#### [REQUESTS]
#1 Answer these questions using the code excerpt on extracting data from a zip file:
(a) What file extension does the loop check each item for?
(b) Into which folder does the code change before listing its items?
(c) What message is printed when an exception occurs?
#2 Retype the part of the zip-extraction code excerpt that opens with the words containing "Running this cell" and closes with "this to work.".
#3 Extend the code excerpt on unzipping the data files, picking up from where it stops.

#### [TEXT PASSAGE]

+===+

Running this cell will extract the csv data files from the .zip file inside the Resources folder of the repository.

In [0]:
%cd /content/gdrive/My Drive/data_final_project/mental_health_ML

In [0]:
import zipfile

# unzip files in Resources folder.
extension = ".zip"
extracted_dir_name = "."

# Get the current working directory.
# Need to be in root directory of repo for this to work.
cwd_dir_name = os.getcwd()
print(f"The current working directory is {cwd_dir_name}.")

# change directory from working dir to dir with zip file.
os.chdir("Resources")
# This should be the "Resources" folder.
dir_name = os.getcwd()
print(f"You are now in the following directory: {dir_name}.")

# loop through the items in the directory.
for item in os.listdir(dir_name):
  # check for ".zip" extension"
  if item.endswith(extension):
    try:
      # get full path of files
      file_name = os.path.abspath(item)
      # create zipfile object
      zip_ref = zipfile.ZipFile(file_name)
      # reference to the directory where the zip files will be extracted.
      unzipped_directory = os.path.join(extracted_dir_name)
      # extract file to dir
      zip_ref.extractall(unzipped_directory)
      # close file
      zip_ref.close()
      print(f"Successfully unzipped {item} into the following folder:{dir_name}.")
    except Exception as e:
      print(f"Error trying to unzip data file(s).")

+===+

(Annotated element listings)
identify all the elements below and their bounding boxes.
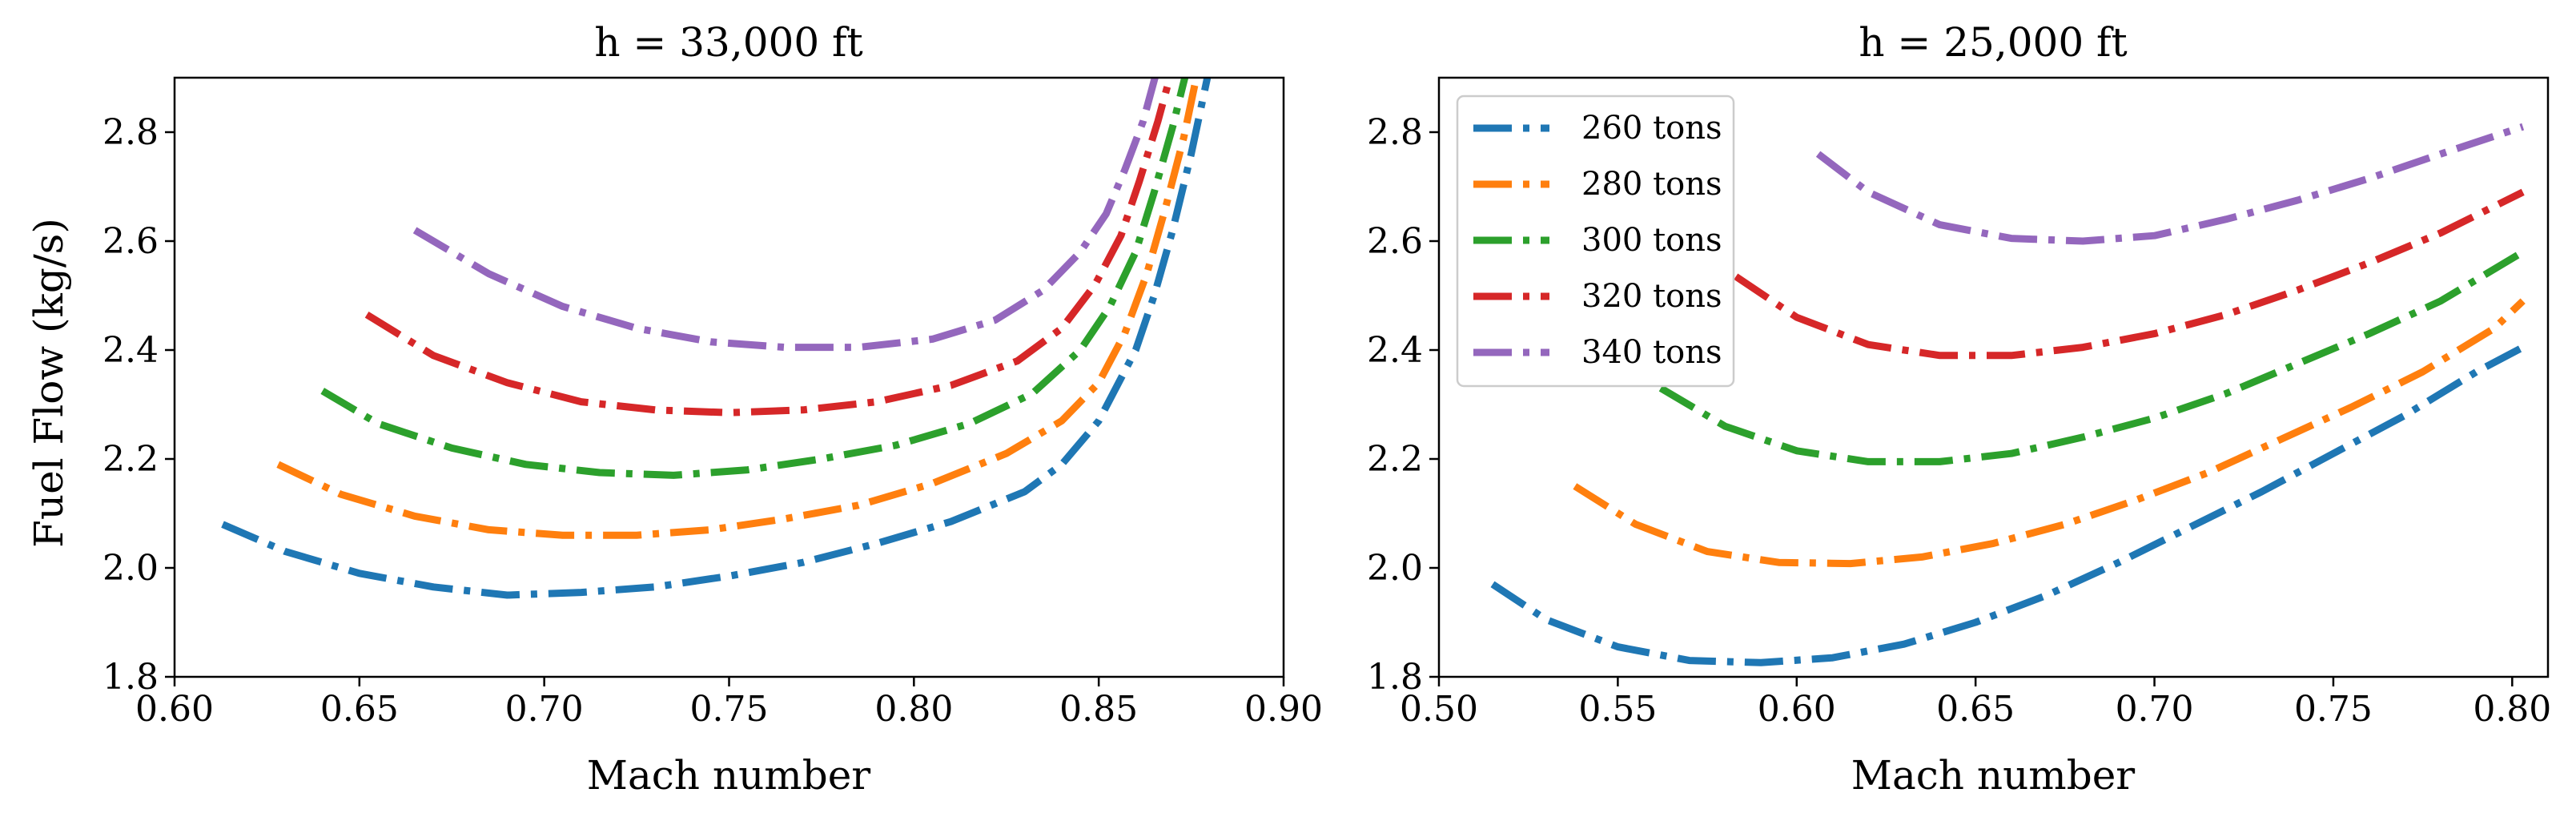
x-tick-label: 0.85 bbox=[1059, 689, 1138, 730]
x-tick-label: 0.90 bbox=[1244, 689, 1323, 730]
legend-items: 260 tons 280 tons 300 tons 320 tons 340 tons bbox=[1473, 110, 1722, 371]
x-tick-label: 0.55 bbox=[1578, 689, 1657, 730]
series-group bbox=[221, 78, 1212, 599]
y-tick-label: 1.8 bbox=[1367, 657, 1423, 698]
y-tick-label: 2.8 bbox=[102, 112, 159, 153]
tick-group: 0.60 0.65 0.70 0.75 0.80 0.85 0.90 1.8 2.0 2.2 2.4… bbox=[102, 112, 1323, 730]
y-tick-label: 2.8 bbox=[1367, 112, 1423, 153]
legend-label: 340 tons bbox=[1581, 334, 1722, 371]
y-axis-label: Fuel Flow (kg/s) bbox=[26, 218, 72, 548]
y-tick-label: 2.2 bbox=[1367, 439, 1423, 480]
series-line-340-tons bbox=[412, 78, 1159, 352]
x-tick-label: 0.75 bbox=[2294, 689, 2373, 730]
y-tick-label: 2.6 bbox=[1367, 221, 1423, 262]
legend-label: 280 tons bbox=[1581, 166, 1722, 203]
legend-label: 320 tons bbox=[1581, 278, 1722, 315]
x-axis-label: Mach number bbox=[1851, 752, 2136, 799]
y-tick-label: 2.0 bbox=[1367, 548, 1423, 589]
series-line-340-tons bbox=[1815, 123, 2525, 245]
tick-group: 0.50 0.55 0.60 0.65 0.70 0.75 0.80 1.8 2.0 2.2 2.4… bbox=[1367, 112, 2551, 730]
y-tick-label: 2.0 bbox=[102, 548, 159, 589]
y-tick-label: 2.4 bbox=[1367, 330, 1423, 371]
x-tick-label: 0.65 bbox=[1936, 689, 2015, 730]
legend: 260 tons 280 tons 300 tons 320 tons 340 tons bbox=[1456, 95, 1735, 388]
x-tick-label: 0.80 bbox=[2473, 689, 2551, 730]
series-line-260-tons bbox=[1490, 344, 2525, 666]
x-tick-label: 0.70 bbox=[505, 689, 584, 730]
y-tick-label: 2.4 bbox=[102, 330, 159, 371]
y-tick-label: 2.6 bbox=[102, 221, 159, 262]
x-tick-label: 0.50 bbox=[1400, 689, 1478, 730]
plot-frame bbox=[173, 76, 1285, 678]
panel-title: h = 25,000 ft bbox=[1859, 19, 2127, 66]
x-tick-label: 0.75 bbox=[690, 689, 769, 730]
panel-h25000: h = 25,000 ft Mach number 0.50 0.55 0.60 0.… bbox=[1367, 19, 2551, 799]
x-tick-label: 0.60 bbox=[1758, 689, 1836, 730]
x-tick-label: 0.70 bbox=[2116, 689, 2194, 730]
plot-frame bbox=[1437, 76, 2550, 678]
legend-box bbox=[1456, 95, 1735, 388]
series-line-320-tons bbox=[364, 78, 1174, 417]
x-tick-label: 0.65 bbox=[320, 689, 399, 730]
series-line-280-tons bbox=[1573, 298, 2526, 568]
y-tick-label: 1.8 bbox=[102, 657, 159, 698]
series-line-280-tons bbox=[276, 78, 1200, 539]
series-line-260-tons bbox=[221, 78, 1212, 599]
series-line-300-tons bbox=[320, 78, 1189, 479]
panel-title: h = 33,000 ft bbox=[594, 19, 862, 66]
y-tick-label: 2.2 bbox=[102, 439, 159, 480]
panel-h33000: h = 33,000 ft Mach number Fuel Flow (kg/… bbox=[26, 19, 1323, 799]
series-line-320-tons bbox=[1734, 188, 2525, 360]
x-tick-label: 0.60 bbox=[135, 689, 214, 730]
legend-label: 260 tons bbox=[1581, 110, 1722, 147]
series-line-300-tons bbox=[1658, 248, 2526, 465]
series-group bbox=[1490, 123, 2526, 666]
legend-label: 300 tons bbox=[1581, 222, 1722, 259]
x-axis-label: Mach number bbox=[587, 752, 871, 799]
x-tick-label: 0.80 bbox=[874, 689, 953, 730]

+===+

#### [TASK RESULTS]
#1
(a) ".zip"
(b) The "Resources" folder
(c) "Error trying to unzip data file(s)."

#2
Running this cell will extract the csv data files from the .zip file inside the Resources folder of the repository.

In [0]:
%cd /content/gdrive/My Drive/data_final_project/mental_health_ML

In [0]:
import zipfile

# unzip files in Resources folder.
extension = ".zip"
extracted_dir_name = "."

# Get the current working directory.
# Need to be in root directory of repo for this to work.

#3
      print(e)
            
# Go up one directory into the repo root directory.
os.chdir(os.path.normpath(os.getcwd() + os.sep + os.pardir))
print(os.path.normpath(os.getcwd() + os.sep + os.pardir))

## Install Boto3

Boto3 is the AWS SDK for Python to create, configure, and manage AWS Services, such as S3.

In [0]:
! pip install boto3

## Configuration

To use Boto3, you need to set up authentication credentials. Credentials for your AWS account can be found in the IAM Console.

Go through the following steps to create a AWS user and generate a new set of keys.

1. To create a new AWS user, go to your [AWS Console](https://console.aws.amazon.com/).

2. In the top navigation bar, click **Services** and then under **Security, Identity, and Compliance**, click **IAM**.

3. Then, from the left navigation, click **Users** > **Add user**.

4. Give the user a name (for example, *boto3user*).

5. Enable **Programmatic access** to be able to work with the AWS SDK.

6. Click **Next:Permissions**.

7. For permissions, select **Attach existing policies directly** and choose the **AmazonS3FullAccess** policy.

8. Click **Next:Tags**.

9. Click **Next:Review**.

10. Confirm the user details and click **Create user**.

11. Click **Download.csv** to make a copy of your credentials. You will need these later.

12. Install the AWS CLI from here: <https://aws.amazon.com/cli/>.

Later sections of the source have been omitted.